» **STATED PROBLEM**
Using the listing below, give the number of lines where "论法的精神" appears, and nothing else.

** START DATA IN THIS EXERCISE **

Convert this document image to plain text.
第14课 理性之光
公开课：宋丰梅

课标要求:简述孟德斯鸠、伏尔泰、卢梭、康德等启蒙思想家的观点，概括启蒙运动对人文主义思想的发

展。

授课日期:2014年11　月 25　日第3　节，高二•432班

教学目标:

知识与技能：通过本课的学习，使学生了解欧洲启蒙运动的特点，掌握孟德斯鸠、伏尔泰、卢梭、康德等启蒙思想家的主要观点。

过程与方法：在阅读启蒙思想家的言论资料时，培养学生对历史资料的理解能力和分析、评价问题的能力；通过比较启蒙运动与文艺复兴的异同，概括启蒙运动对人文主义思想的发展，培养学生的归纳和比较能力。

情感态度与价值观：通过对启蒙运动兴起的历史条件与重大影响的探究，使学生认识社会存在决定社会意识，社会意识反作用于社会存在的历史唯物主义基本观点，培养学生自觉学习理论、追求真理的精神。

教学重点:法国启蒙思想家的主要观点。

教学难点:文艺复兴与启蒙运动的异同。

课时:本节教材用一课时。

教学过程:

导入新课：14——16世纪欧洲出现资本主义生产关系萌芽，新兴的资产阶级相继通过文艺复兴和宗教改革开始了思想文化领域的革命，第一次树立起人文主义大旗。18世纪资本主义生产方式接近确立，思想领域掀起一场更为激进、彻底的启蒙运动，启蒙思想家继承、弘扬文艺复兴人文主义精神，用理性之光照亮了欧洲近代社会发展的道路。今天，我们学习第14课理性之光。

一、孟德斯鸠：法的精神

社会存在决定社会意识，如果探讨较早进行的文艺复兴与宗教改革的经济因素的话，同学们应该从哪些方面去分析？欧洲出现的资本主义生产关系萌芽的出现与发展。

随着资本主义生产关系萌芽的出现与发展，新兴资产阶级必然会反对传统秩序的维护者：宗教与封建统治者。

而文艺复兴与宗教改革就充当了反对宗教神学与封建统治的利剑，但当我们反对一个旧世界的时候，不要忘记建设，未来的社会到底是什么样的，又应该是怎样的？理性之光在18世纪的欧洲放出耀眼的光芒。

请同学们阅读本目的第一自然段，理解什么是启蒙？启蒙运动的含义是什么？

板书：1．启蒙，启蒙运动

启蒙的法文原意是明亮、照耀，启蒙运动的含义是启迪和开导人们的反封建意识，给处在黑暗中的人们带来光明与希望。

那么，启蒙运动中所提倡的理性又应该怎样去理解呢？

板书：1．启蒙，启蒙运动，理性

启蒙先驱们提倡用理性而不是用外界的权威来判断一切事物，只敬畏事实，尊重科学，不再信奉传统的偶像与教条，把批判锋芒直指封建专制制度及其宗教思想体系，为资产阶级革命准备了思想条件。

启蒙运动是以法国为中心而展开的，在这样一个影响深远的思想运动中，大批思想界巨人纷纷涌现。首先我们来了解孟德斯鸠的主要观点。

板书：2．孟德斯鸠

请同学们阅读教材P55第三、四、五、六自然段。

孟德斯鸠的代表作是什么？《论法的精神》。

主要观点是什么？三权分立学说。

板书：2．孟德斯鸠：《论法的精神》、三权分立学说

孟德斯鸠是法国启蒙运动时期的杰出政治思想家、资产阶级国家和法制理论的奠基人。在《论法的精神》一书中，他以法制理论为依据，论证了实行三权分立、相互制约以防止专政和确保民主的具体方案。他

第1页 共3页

** END DATA IN THIS EXERCISE **

» **TASK ANSWER**
3